Data records
+ + + + + + +

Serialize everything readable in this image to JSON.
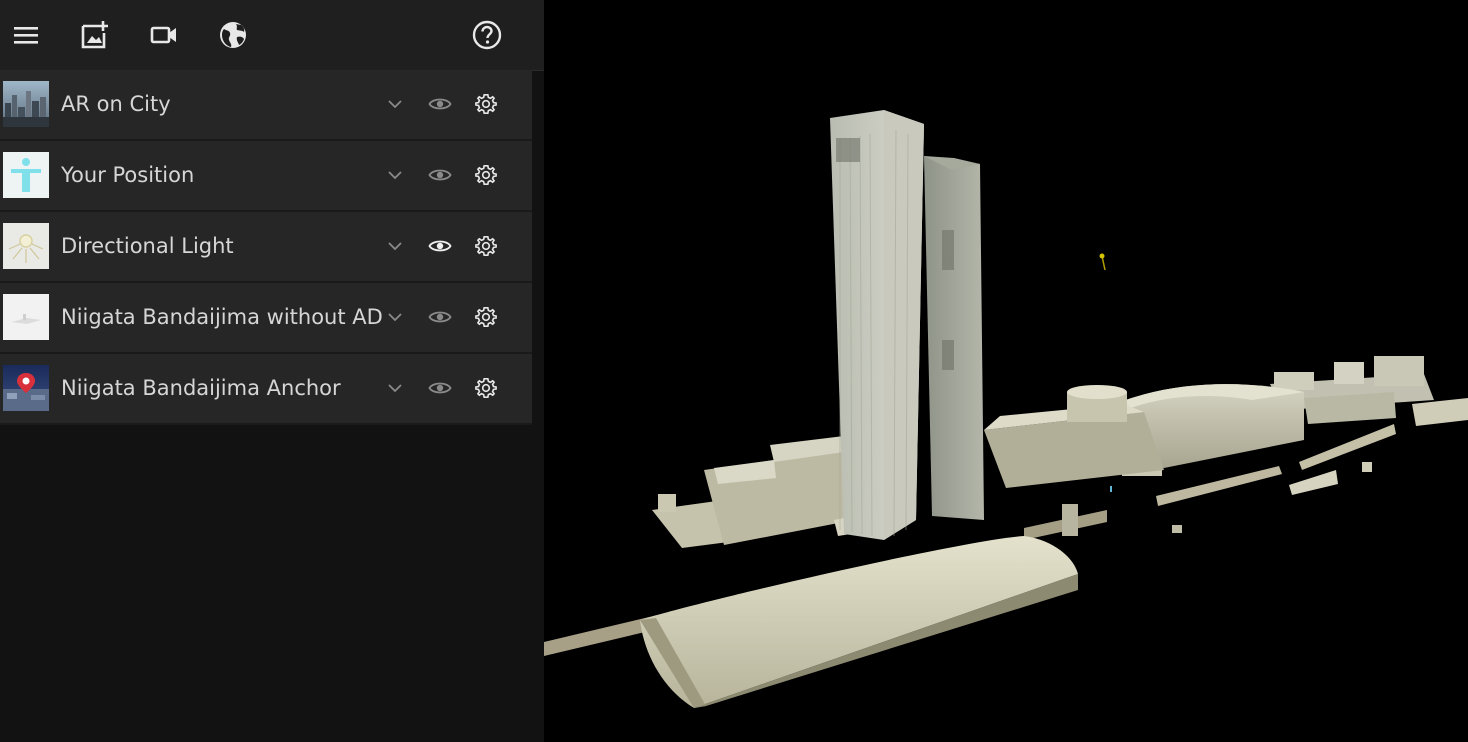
{
  "toolbar": {
    "buttons": [
      {
        "name": "menu-icon"
      },
      {
        "name": "add-image-icon"
      },
      {
        "name": "video-camera-icon"
      },
      {
        "name": "globe-icon"
      },
      {
        "name": "help-icon"
      }
    ]
  },
  "layers": [
    {
      "label": "AR on City",
      "thumbnail": "city-skyline",
      "visible": false
    },
    {
      "label": "Your Position",
      "thumbnail": "person-figure",
      "visible": false
    },
    {
      "label": "Directional Light",
      "thumbnail": "light-bulb",
      "visible": true
    },
    {
      "label": "Niigata Bandaijima without AD",
      "thumbnail": "white-model",
      "visible": false
    },
    {
      "label": "Niigata Bandaijima Anchor",
      "thumbnail": "map-pin",
      "visible": false
    }
  ],
  "colors": {
    "toolbar_bg": "#1f1f1f",
    "panel_bg": "#121212",
    "row_bg": "#262626",
    "text": "#d6d6d6",
    "icon_dim": "#8a8a8a",
    "icon_active": "#f0f0f0",
    "viewport_bg": "#000000"
  }
}
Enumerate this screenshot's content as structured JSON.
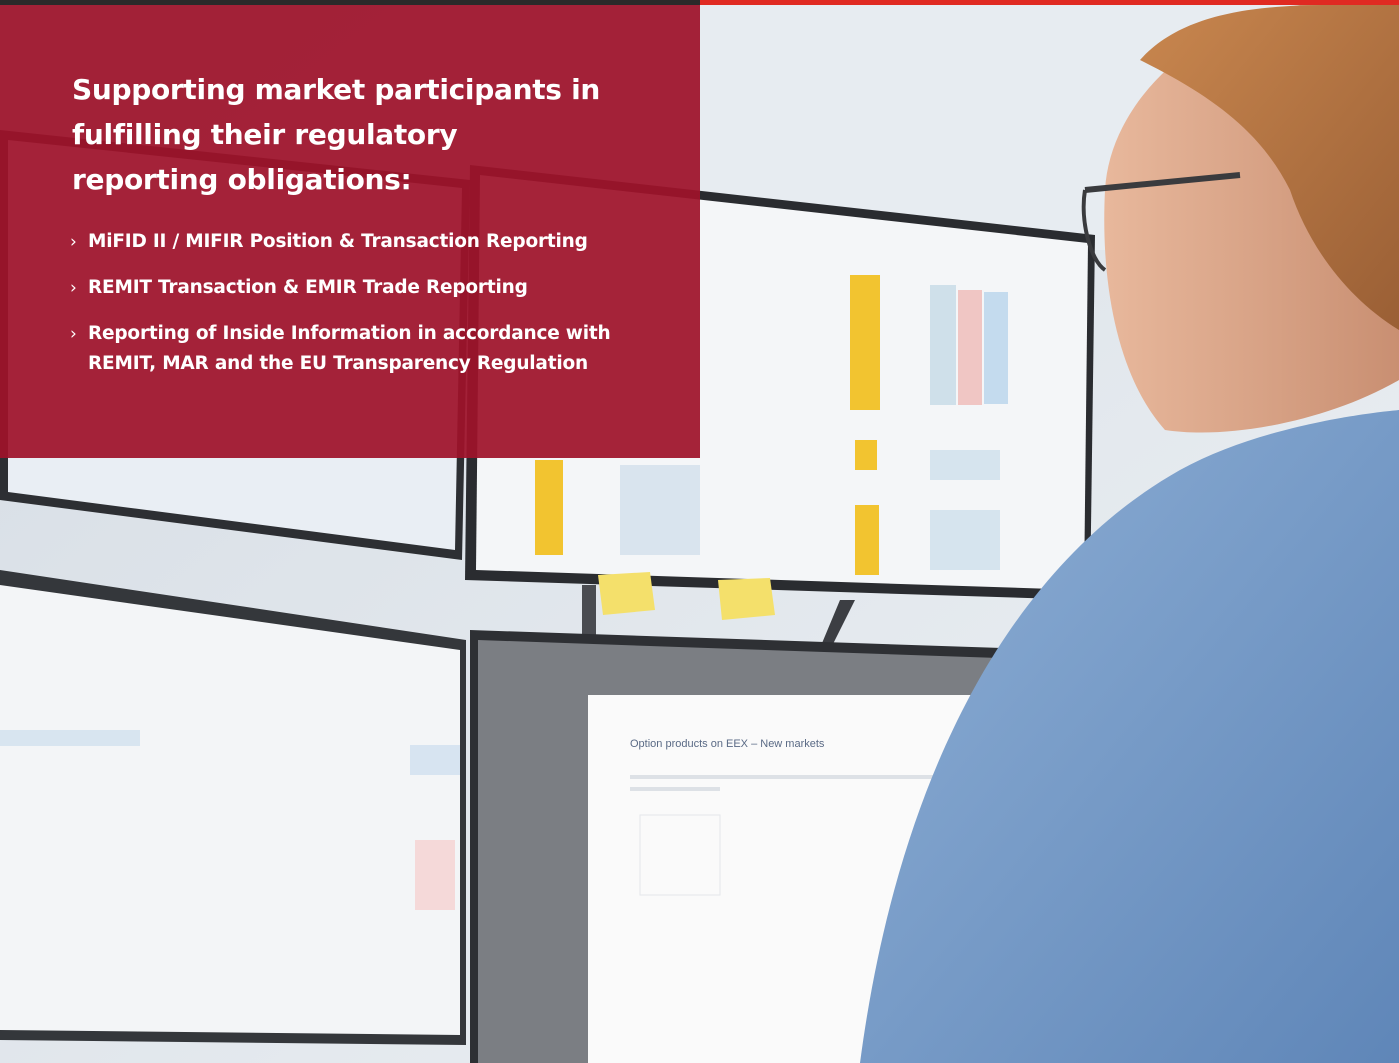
{
  "colors": {
    "overlay": "#9e122a",
    "accent_strip": "#e02a22",
    "text": "#ffffff"
  },
  "overlay": {
    "heading": "Supporting market participants in fulfilling their regulatory reporting obligations:",
    "bullet_marker": "›",
    "bullets": [
      "MiFID II / MIFIR Position & Transaction Reporting",
      "REMIT Transaction & EMIR Trade Reporting",
      "Reporting of Inside Information in accordance with REMIT, MAR and the EU Transparency Regulation"
    ]
  },
  "photo": {
    "screen_heading": "Option products on EEX – New markets"
  }
}
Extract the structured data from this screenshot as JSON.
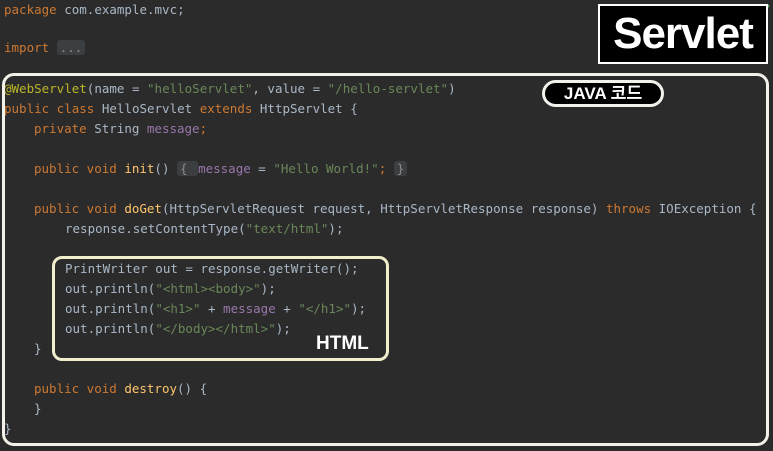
{
  "editor": {
    "lines": {
      "package": {
        "kw": "package ",
        "rest": "com.example.mvc;"
      },
      "imports": {
        "kw": "import ",
        "fold": "..."
      },
      "annotation": {
        "ann": "@WebServlet",
        "open": "(name = ",
        "name_val": "\"helloServlet\"",
        "mid": ", value = ",
        "value_val": "\"/hello-servlet\"",
        "close": ")"
      },
      "class_decl": {
        "kw1": "public class ",
        "name": "HelloServlet ",
        "kw2": "extends ",
        "rest": "HttpServlet {"
      },
      "field": {
        "kw": "private ",
        "type": "String ",
        "fld": "message",
        "end": ";"
      },
      "init": {
        "kw": "public void ",
        "fn": "init",
        "parens": "() ",
        "fold_open": "{ ",
        "fld": "message",
        "eq": " = ",
        "str": "\"Hello World!\"",
        "semi": "; ",
        "fold_close": "}"
      },
      "doget": {
        "kw": "public void ",
        "fn": "doGet",
        "params": "(HttpServletRequest request, HttpServletResponse response) ",
        "kw2": "throws ",
        "rest": "IOException {"
      },
      "set_content": {
        "pre": "response.setContentType(",
        "str": "\"text/html\"",
        "post": ");"
      },
      "writer": {
        "text": "PrintWriter out = response.getWriter();"
      },
      "print1": {
        "pre": "out.println(",
        "str": "\"<html><body>\"",
        "post": ");"
      },
      "print2": {
        "pre": "out.println(",
        "str1": "\"<h1>\"",
        "plus1": " + ",
        "fld": "message",
        "plus2": " + ",
        "str2": "\"</h1>\"",
        "post": ");"
      },
      "print3": {
        "pre": "out.println(",
        "str": "\"</body></html>\"",
        "post": ");"
      },
      "close_doget": "}",
      "destroy": {
        "kw": "public void ",
        "fn": "destroy",
        "rest": "() {"
      },
      "close_destroy": "}",
      "close_class": "}"
    }
  },
  "overlays": {
    "servlet_badge": "Servlet",
    "java_label": "JAVA 코드",
    "html_label": "HTML"
  },
  "colors": {
    "background": "#2b2b2b",
    "keyword": "#cc7832",
    "string": "#6a8759",
    "function": "#ffc66d",
    "annotation": "#bbb529",
    "field": "#9876aa",
    "text": "#a9b7c6",
    "check": "#59a869"
  },
  "icons": {
    "status": "check-icon"
  }
}
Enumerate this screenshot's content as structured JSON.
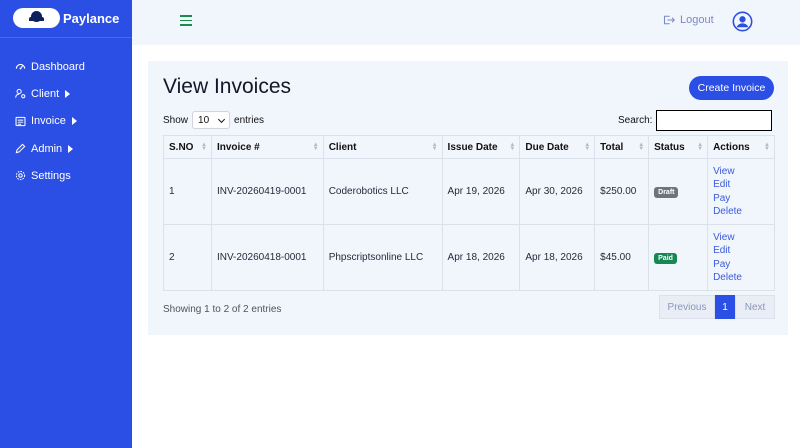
{
  "brand": {
    "name": "Paylance"
  },
  "sidebar": {
    "items": [
      {
        "label": "Dashboard",
        "icon": "gauge-icon"
      },
      {
        "label": "Client",
        "icon": "user-gear-icon"
      },
      {
        "label": "Invoice",
        "icon": "list-icon"
      },
      {
        "label": "Admin",
        "icon": "pencil-icon"
      },
      {
        "label": "Settings",
        "icon": "gear-icon"
      }
    ]
  },
  "topbar": {
    "logout_label": "Logout"
  },
  "page": {
    "title": "View Invoices",
    "create_label": "Create Invoice",
    "show_label": "Show",
    "entries_value": "10",
    "entries_label": "entries",
    "search_label": "Search:"
  },
  "table": {
    "columns": [
      "S.NO",
      "Invoice #",
      "Client",
      "Issue Date",
      "Due Date",
      "Total",
      "Status",
      "Actions"
    ],
    "rows": [
      {
        "sno": "1",
        "invoice": "INV-20260419-0001",
        "client": "Coderobotics LLC",
        "issue": "Apr 19, 2026",
        "due": "Apr 30, 2026",
        "total": "$250.00",
        "status": "Draft",
        "status_color": "#6c757d"
      },
      {
        "sno": "2",
        "invoice": "INV-20260418-0001",
        "client": "Phpscriptsonline LLC",
        "issue": "Apr 18, 2026",
        "due": "Apr 18, 2026",
        "total": "$45.00",
        "status": "Paid",
        "status_color": "#198754"
      }
    ],
    "actions": [
      "View",
      "Edit",
      "Pay",
      "Delete"
    ]
  },
  "footer": {
    "info": "Showing 1 to 2 of 2 entries",
    "prev": "Previous",
    "page": "1",
    "next": "Next"
  },
  "colors": {
    "accent": "#2b4ee5",
    "surface": "#f1f5fc"
  }
}
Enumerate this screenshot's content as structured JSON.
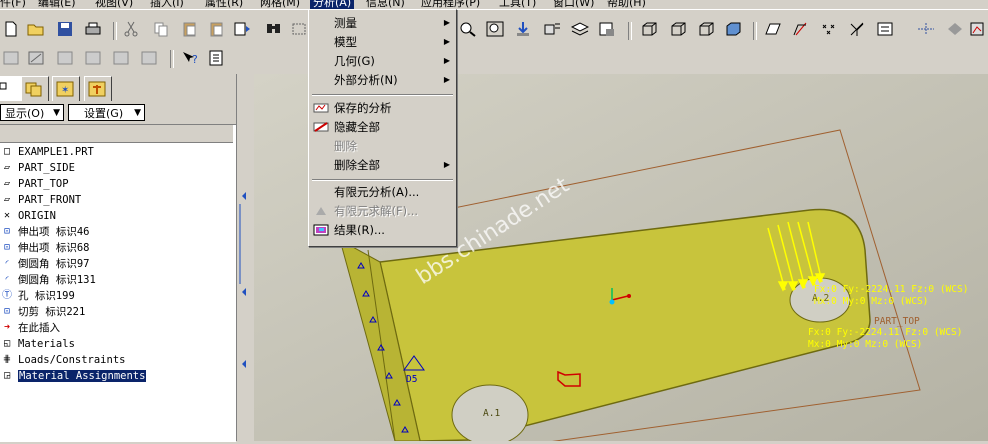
{
  "menubar": {
    "items": [
      "件(F)",
      "编辑(E)",
      "视图(V)",
      "插入(I)",
      "属性(R)",
      "网格(M)",
      "分析(A)",
      "信息(N)",
      "应用程序(P)",
      "工具(T)",
      "窗口(W)",
      "帮助(H)"
    ]
  },
  "analysis_menu": {
    "items": [
      {
        "label": "测量",
        "submenu": "▶"
      },
      {
        "label": "模型",
        "submenu": "▶"
      },
      {
        "label": "几何(G)",
        "submenu": "▶"
      },
      {
        "label": "外部分析(N)",
        "submenu": "▶"
      },
      {
        "label": "保存的分析"
      },
      {
        "label": "隐藏全部"
      },
      {
        "label": "删除"
      },
      {
        "label": "删除全部",
        "submenu": "▶"
      },
      {
        "label": "有限元分析(A)..."
      },
      {
        "label": "有限元求解(F)..."
      },
      {
        "label": "结果(R)..."
      }
    ]
  },
  "left_panel": {
    "show_button": "显示(O)",
    "settings_button": "设置(G)",
    "tree": [
      {
        "label": "EXAMPLE1.PRT",
        "icon": "part-icon"
      },
      {
        "label": "PART_SIDE",
        "icon": "datum-plane-icon"
      },
      {
        "label": "PART_TOP",
        "icon": "datum-plane-icon"
      },
      {
        "label": "PART_FRONT",
        "icon": "datum-plane-icon"
      },
      {
        "label": "ORIGIN",
        "icon": "coordinate-system-icon"
      },
      {
        "label": "伸出项 标识46",
        "icon": "extrude-icon"
      },
      {
        "label": "伸出项 标识68",
        "icon": "extrude-icon"
      },
      {
        "label": "倒圆角 标识97",
        "icon": "round-icon"
      },
      {
        "label": "倒圆角 标识131",
        "icon": "round-icon"
      },
      {
        "label": "孔 标识199",
        "icon": "hole-icon"
      },
      {
        "label": "切剪 标识221",
        "icon": "cut-icon"
      },
      {
        "label": "在此插入",
        "icon": "insert-arrow-icon"
      },
      {
        "label": "Materials",
        "icon": "materials-icon"
      },
      {
        "label": "Loads/Constraints",
        "icon": "loads-icon"
      },
      {
        "label": "Material Assignments",
        "icon": "material-assign-icon"
      }
    ]
  },
  "viewport": {
    "watermark": "bbs.chinade.net",
    "load_label_1a": "Fx:0 Fy:-2224.11 Fz:0 (WCS)",
    "load_label_1b": "Mx:0 My:0 Mz:0 (WCS)",
    "datum_label": "PART_TOP",
    "load_label_2a": "Fx:0 Fy:-2224.11 Fz:0 (WCS)",
    "load_label_2b": "Mx:0 My:0 Mz:0 (WCS)",
    "axis_label_1": "A.2",
    "axis_label_2": "A.1",
    "datum_label_2": "D5"
  },
  "colors": {
    "part_fill": "#c8c43c",
    "part_edge": "#6e6a10",
    "load_arrows": "#ffff00",
    "menu_highlight": "#0a246a"
  }
}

+ + + + + + +

Task goal —
Pick out and copy every line that contains the word "thumbnail".

Result of this exercise —
      "thumbnail": "city-skyline",
      "thumbnail": "person-figure",
      "thumbnail": "light-bulb",
      "thumbnail": "white-model",
      "thumbnail": "map-pin",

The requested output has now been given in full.